What the exercise asks: Reproduce verbatim the lines from the line with "400, 708, 421]" to the line with "1218, 856, 1244]", including both of those lines.

* START Data records *

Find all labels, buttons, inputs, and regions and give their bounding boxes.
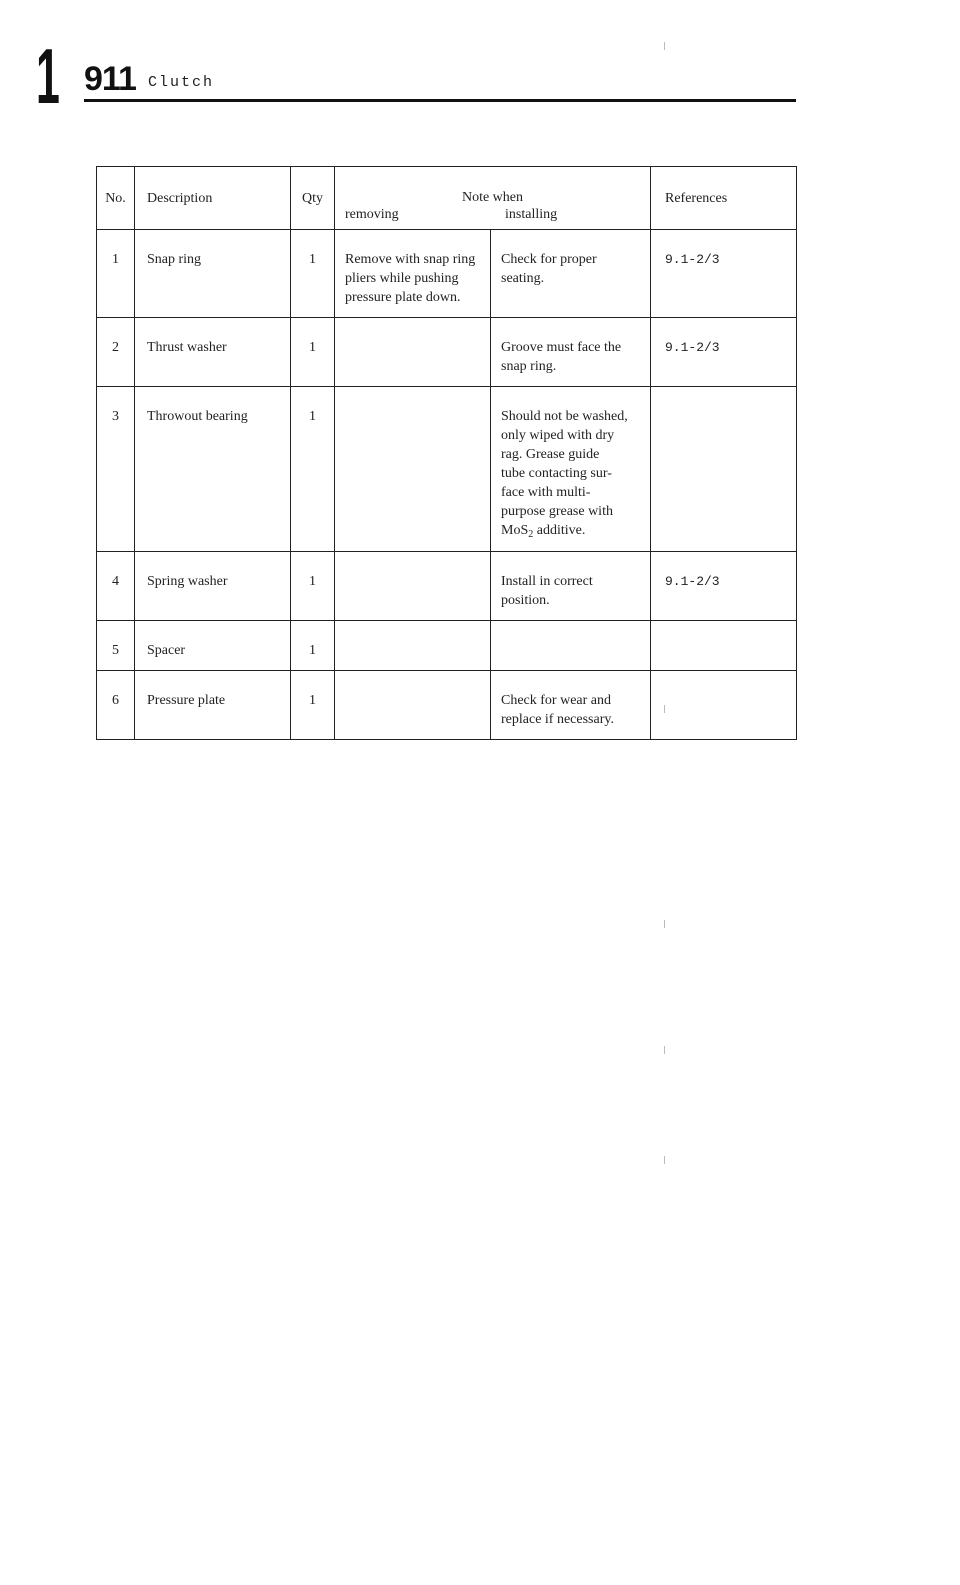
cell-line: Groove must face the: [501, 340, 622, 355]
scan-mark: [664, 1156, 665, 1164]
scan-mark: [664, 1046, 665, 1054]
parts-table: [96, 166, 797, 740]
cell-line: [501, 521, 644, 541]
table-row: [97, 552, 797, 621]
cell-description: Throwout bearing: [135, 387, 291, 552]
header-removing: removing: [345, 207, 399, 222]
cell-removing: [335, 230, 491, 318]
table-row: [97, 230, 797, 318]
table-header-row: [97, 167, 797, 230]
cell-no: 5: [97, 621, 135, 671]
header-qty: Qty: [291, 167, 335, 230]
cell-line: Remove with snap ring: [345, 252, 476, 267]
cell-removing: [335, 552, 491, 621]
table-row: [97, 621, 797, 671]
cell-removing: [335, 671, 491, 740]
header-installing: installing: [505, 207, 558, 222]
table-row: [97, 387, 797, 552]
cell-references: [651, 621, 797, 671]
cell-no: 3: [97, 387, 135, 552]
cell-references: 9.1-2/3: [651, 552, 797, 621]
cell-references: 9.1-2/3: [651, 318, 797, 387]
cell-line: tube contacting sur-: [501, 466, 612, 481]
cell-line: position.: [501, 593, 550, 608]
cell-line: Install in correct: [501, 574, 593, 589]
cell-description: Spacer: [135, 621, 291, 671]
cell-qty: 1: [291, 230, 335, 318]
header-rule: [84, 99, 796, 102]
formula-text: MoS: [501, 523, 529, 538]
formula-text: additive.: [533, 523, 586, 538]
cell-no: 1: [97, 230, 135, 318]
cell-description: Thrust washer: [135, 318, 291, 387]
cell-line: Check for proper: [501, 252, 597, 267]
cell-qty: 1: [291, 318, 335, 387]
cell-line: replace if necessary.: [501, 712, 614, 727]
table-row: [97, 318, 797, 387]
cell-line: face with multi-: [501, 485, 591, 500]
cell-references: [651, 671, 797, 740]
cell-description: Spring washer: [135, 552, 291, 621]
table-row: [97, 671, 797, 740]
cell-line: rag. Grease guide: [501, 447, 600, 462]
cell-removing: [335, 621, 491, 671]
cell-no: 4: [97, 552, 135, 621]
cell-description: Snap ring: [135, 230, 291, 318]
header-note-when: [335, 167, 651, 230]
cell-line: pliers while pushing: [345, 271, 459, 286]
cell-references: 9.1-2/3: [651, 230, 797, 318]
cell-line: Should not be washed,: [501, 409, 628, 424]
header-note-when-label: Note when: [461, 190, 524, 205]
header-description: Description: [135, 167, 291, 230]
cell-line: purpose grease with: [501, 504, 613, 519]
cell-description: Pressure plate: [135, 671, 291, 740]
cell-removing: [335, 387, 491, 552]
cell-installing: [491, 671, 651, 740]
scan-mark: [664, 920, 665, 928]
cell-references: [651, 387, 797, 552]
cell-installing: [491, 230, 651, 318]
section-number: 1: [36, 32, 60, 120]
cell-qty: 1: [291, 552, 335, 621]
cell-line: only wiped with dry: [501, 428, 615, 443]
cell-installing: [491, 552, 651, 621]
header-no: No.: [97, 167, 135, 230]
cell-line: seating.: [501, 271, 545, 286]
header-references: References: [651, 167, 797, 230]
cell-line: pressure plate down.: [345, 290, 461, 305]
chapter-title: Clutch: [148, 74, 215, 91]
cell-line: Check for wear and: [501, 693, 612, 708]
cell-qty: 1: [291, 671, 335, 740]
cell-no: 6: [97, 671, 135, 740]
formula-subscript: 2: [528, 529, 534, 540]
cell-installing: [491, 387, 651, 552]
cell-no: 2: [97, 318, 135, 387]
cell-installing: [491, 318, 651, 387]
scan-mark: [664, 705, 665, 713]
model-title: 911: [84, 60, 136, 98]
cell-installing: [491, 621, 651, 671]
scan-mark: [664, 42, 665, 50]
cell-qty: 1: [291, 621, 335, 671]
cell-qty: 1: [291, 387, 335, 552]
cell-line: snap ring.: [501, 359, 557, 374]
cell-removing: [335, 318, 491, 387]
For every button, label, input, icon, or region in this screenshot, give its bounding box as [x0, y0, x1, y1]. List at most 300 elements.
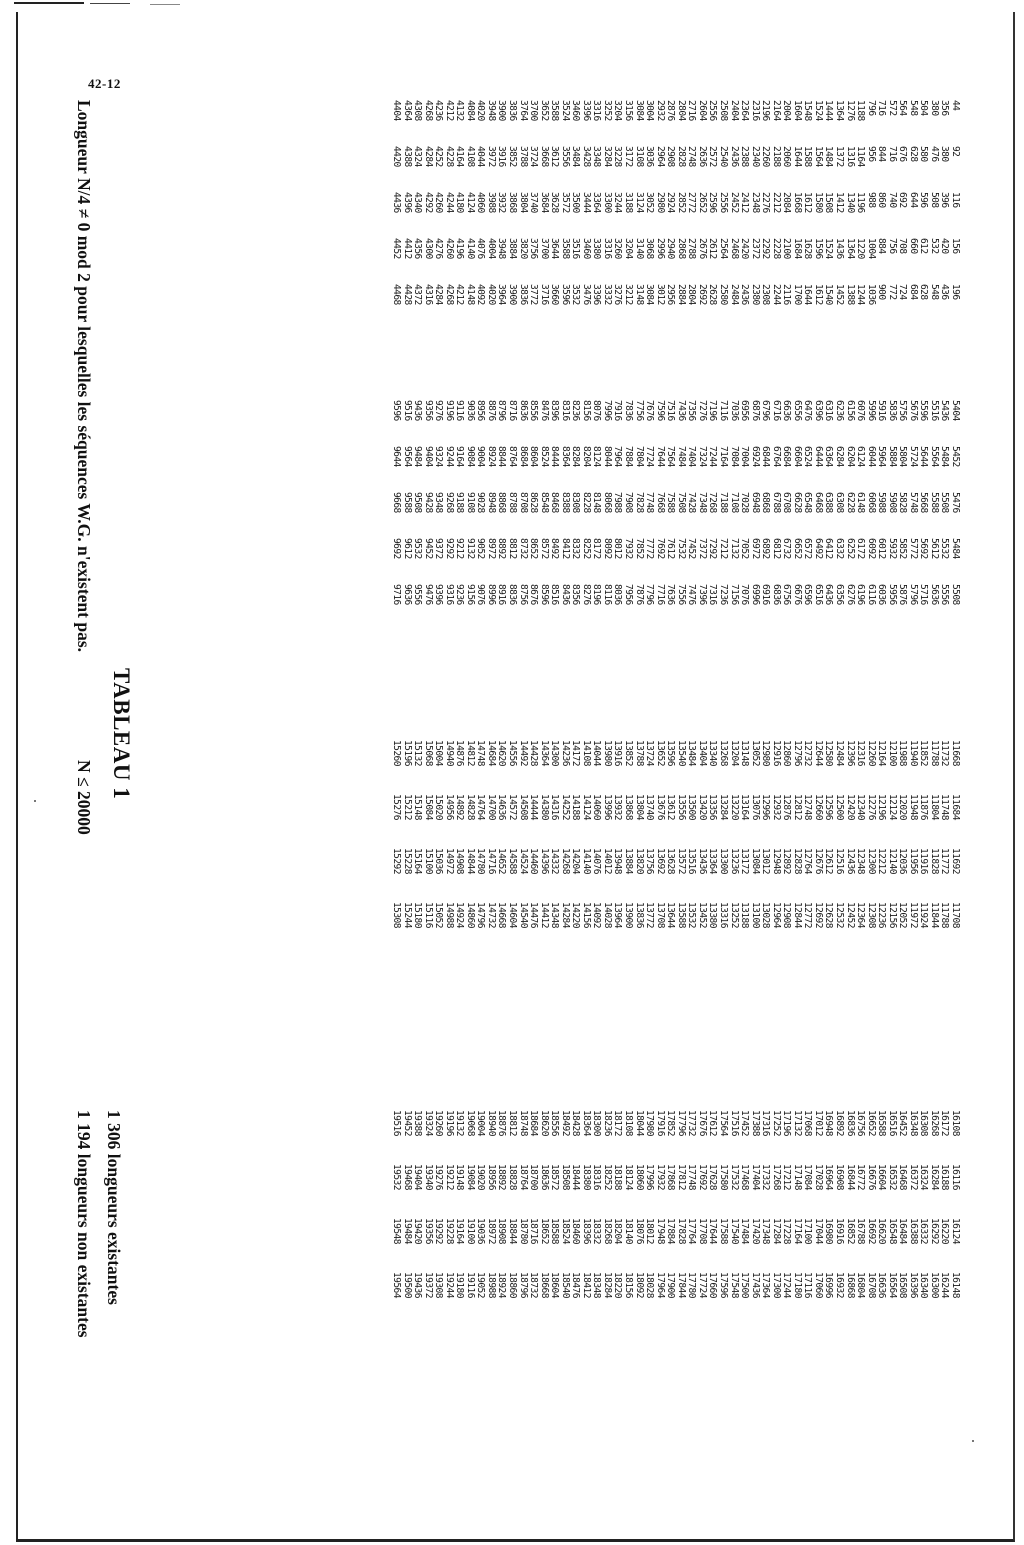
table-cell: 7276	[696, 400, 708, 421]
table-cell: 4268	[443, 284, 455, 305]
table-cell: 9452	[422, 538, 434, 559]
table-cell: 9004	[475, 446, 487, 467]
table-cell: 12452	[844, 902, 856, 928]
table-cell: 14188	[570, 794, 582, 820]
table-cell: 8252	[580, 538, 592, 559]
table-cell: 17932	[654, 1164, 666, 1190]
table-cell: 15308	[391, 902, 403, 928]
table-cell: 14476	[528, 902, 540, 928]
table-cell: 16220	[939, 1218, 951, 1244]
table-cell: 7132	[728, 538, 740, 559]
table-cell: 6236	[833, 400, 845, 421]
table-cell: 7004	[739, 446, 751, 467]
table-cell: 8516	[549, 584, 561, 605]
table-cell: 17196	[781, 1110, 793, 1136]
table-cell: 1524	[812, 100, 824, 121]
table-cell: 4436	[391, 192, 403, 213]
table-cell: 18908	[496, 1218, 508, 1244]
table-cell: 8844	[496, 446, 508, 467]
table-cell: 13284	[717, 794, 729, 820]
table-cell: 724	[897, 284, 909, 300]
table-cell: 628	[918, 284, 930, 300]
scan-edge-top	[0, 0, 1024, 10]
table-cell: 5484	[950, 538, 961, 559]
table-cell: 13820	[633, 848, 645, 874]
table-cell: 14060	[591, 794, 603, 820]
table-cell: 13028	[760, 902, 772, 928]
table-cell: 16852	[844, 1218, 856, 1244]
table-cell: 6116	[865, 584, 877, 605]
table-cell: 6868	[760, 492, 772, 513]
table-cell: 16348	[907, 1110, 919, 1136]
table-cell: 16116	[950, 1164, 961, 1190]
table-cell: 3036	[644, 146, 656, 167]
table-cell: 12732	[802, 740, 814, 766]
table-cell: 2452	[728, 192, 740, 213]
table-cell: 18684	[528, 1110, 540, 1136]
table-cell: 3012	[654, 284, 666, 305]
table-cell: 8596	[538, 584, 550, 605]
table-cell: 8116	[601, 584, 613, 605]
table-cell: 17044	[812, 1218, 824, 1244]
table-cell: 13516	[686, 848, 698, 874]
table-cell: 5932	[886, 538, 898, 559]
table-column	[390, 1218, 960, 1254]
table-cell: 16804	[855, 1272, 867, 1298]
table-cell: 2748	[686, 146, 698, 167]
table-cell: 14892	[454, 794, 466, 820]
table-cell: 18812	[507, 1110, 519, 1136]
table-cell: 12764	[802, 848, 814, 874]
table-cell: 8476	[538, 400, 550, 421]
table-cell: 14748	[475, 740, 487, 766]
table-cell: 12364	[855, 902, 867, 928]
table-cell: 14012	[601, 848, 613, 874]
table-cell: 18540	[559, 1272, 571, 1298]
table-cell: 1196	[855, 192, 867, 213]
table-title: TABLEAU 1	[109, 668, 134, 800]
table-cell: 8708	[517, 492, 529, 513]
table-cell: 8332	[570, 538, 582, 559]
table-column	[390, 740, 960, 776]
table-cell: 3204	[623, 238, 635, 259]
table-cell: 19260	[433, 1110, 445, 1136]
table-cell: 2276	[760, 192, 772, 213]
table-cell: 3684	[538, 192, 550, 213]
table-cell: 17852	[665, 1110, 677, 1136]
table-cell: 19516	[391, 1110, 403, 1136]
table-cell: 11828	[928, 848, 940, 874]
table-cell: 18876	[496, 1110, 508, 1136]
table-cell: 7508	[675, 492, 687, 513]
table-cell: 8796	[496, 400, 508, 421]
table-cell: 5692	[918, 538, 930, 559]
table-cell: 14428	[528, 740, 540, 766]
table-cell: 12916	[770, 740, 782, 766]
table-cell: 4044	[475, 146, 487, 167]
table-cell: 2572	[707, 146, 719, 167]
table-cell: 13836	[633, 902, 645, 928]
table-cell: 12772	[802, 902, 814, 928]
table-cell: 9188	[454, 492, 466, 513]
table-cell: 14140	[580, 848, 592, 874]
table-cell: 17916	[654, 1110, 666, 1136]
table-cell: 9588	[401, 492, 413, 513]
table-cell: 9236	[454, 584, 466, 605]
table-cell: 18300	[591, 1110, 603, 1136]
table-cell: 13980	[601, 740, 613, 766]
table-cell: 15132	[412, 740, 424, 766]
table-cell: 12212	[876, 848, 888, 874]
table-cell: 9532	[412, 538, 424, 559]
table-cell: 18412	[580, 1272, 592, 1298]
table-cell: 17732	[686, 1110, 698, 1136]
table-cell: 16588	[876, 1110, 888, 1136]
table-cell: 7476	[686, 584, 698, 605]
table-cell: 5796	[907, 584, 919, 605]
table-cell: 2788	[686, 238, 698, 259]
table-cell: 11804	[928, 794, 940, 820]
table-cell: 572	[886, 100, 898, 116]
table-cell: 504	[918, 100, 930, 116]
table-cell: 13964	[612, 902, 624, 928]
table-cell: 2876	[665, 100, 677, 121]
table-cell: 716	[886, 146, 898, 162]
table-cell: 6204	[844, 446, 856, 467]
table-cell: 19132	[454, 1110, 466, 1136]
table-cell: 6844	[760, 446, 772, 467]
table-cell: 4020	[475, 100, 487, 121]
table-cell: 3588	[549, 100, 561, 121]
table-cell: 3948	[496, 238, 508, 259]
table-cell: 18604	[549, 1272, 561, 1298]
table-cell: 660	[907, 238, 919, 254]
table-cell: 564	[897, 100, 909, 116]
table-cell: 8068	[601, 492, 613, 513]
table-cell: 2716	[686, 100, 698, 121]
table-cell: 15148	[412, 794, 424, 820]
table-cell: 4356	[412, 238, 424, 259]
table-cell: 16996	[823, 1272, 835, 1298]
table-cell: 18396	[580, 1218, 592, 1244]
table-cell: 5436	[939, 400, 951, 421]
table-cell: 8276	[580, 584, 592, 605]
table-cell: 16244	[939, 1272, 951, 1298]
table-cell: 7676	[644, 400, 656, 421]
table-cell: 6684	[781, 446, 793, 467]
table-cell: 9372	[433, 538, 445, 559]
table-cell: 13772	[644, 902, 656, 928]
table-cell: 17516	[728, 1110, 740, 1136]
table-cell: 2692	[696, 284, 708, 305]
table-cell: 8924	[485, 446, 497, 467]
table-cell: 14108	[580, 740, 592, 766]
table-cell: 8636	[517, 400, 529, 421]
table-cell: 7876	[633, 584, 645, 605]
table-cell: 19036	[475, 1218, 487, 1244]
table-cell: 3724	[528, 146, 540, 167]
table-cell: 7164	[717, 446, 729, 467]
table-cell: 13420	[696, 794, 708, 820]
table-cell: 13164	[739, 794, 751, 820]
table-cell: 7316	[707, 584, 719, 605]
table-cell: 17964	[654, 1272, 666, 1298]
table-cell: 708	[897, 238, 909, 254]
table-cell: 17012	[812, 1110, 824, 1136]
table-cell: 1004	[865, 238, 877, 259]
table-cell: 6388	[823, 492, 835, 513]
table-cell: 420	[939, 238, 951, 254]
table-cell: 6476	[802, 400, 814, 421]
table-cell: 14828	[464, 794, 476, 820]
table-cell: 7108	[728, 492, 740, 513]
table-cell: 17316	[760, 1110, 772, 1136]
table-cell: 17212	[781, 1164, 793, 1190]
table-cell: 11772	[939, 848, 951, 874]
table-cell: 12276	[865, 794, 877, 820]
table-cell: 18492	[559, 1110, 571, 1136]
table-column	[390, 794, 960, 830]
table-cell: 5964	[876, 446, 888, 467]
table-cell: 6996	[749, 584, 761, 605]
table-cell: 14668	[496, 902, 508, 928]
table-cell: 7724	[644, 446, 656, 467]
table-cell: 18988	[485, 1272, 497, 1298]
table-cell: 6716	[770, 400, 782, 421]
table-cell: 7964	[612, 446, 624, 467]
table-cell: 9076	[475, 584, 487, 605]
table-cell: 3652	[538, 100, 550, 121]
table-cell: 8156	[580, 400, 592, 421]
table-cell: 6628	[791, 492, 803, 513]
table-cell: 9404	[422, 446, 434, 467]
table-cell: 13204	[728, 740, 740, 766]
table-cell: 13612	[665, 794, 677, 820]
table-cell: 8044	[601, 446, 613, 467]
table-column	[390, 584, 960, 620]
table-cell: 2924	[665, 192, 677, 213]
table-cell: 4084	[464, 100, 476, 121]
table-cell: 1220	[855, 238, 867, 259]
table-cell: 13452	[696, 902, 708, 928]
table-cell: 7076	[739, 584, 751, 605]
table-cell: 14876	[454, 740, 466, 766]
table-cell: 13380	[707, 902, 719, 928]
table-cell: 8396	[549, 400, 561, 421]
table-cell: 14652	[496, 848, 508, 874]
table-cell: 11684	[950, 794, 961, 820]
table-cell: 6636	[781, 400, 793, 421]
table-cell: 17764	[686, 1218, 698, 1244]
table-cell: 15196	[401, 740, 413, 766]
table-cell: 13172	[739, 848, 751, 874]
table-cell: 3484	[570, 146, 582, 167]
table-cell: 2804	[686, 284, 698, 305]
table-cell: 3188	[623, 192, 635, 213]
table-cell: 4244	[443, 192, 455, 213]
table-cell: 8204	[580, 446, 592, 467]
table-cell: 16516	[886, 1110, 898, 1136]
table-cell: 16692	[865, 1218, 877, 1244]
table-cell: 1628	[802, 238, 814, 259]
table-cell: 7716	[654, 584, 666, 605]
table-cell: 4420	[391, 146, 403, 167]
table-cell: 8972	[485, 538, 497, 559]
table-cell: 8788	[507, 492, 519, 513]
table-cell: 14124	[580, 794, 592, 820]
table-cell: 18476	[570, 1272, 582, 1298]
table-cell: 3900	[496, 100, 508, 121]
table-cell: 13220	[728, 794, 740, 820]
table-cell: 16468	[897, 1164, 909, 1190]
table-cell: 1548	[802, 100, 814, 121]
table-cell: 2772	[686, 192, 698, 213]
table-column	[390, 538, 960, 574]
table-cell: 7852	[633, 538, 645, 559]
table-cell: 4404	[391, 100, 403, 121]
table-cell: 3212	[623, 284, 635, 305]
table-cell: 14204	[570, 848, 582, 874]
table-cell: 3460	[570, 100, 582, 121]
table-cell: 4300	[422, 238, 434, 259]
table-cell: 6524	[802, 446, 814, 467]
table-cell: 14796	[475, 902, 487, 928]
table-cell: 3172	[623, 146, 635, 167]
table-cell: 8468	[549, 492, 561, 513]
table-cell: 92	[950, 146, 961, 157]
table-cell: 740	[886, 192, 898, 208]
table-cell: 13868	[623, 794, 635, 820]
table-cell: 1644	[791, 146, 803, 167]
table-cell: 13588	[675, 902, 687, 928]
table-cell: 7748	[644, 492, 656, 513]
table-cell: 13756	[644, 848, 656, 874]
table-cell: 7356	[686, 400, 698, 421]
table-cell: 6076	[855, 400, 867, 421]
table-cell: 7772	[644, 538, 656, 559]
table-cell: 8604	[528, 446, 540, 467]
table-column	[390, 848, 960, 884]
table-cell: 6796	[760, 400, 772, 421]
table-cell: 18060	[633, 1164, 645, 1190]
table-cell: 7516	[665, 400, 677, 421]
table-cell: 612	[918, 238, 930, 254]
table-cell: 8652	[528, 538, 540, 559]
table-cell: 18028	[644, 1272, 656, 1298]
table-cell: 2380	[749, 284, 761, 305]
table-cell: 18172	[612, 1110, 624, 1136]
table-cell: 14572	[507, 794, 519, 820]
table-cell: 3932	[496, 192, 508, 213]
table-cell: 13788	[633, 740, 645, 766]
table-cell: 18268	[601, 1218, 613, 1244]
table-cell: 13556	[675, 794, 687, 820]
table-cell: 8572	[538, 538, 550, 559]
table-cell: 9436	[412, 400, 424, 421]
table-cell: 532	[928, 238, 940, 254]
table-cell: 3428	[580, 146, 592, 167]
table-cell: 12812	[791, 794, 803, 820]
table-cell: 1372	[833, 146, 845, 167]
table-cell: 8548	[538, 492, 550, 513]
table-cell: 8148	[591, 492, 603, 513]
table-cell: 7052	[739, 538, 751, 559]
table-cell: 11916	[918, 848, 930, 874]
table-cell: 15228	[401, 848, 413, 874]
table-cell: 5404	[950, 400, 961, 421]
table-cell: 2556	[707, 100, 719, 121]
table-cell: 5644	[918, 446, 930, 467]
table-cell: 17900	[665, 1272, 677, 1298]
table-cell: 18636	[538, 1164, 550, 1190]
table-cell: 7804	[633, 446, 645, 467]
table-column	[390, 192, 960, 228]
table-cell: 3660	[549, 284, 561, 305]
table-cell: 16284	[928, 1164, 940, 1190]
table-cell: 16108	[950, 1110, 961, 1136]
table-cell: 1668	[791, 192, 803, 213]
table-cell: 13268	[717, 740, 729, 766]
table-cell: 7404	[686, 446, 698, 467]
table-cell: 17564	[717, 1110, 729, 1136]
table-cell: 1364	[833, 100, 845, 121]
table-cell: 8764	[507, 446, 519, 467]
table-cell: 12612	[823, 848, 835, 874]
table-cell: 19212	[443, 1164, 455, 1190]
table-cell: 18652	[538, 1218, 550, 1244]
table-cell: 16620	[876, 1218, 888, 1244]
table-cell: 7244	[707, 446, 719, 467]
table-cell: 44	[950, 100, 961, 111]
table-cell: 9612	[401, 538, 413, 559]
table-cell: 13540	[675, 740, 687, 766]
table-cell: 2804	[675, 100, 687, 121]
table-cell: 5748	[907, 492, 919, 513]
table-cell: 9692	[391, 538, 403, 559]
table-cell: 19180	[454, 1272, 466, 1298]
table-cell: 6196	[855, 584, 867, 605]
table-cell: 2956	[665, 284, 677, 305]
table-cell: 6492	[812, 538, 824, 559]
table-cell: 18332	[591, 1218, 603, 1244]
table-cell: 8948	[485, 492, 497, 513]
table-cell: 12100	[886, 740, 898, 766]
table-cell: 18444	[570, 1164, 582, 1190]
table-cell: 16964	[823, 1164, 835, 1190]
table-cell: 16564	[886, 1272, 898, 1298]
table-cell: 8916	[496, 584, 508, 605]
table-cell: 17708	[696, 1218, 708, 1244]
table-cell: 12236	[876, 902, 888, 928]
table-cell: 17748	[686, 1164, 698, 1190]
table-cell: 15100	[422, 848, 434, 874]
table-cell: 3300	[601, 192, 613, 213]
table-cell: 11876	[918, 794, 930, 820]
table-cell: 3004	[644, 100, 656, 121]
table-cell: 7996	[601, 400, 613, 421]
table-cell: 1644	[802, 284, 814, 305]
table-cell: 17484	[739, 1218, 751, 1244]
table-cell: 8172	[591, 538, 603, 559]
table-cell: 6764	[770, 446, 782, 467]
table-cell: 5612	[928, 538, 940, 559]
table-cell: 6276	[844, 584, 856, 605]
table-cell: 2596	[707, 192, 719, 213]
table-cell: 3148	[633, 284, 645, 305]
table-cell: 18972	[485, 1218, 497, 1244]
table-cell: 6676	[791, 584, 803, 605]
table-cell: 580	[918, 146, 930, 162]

* END Data records *

Answer below:
table-cell: 7276	[696, 400, 708, 421]
table-cell: 4268	[443, 284, 455, 305]
table-cell: 9452	[422, 538, 434, 559]
table-cell: 9004	[475, 446, 487, 467]
table-cell: 12452	[844, 902, 856, 928]
table-cell: 14188	[570, 794, 582, 820]
table-cell: 8252	[580, 538, 592, 559]
table-cell: 17932	[654, 1164, 666, 1190]
table-cell: 15308	[391, 902, 403, 928]
table-cell: 14476	[528, 902, 540, 928]
table-cell: 16220	[939, 1218, 951, 1244]
table-cell: 7132	[728, 538, 740, 559]
table-cell: 6236	[833, 400, 845, 421]
table-cell: 7004	[739, 446, 751, 467]
table-cell: 8516	[549, 584, 561, 605]
table-cell: 17196	[781, 1110, 793, 1136]
table-cell: 1524	[812, 100, 824, 121]
table-cell: 4436	[391, 192, 403, 213]
table-cell: 18908	[496, 1218, 508, 1244]
table-cell: 8844	[496, 446, 508, 467]
table-cell: 13284	[717, 794, 729, 820]
table-cell: 724	[897, 284, 909, 300]
table-cell: 628	[918, 284, 930, 300]
scan-edge-top	[0, 0, 1024, 10]
table-cell: 5484	[950, 538, 961, 559]
table-cell: 13820	[633, 848, 645, 874]
table-cell: 14060	[591, 794, 603, 820]
table-cell: 13028	[760, 902, 772, 928]
table-cell: 16852	[844, 1218, 856, 1244]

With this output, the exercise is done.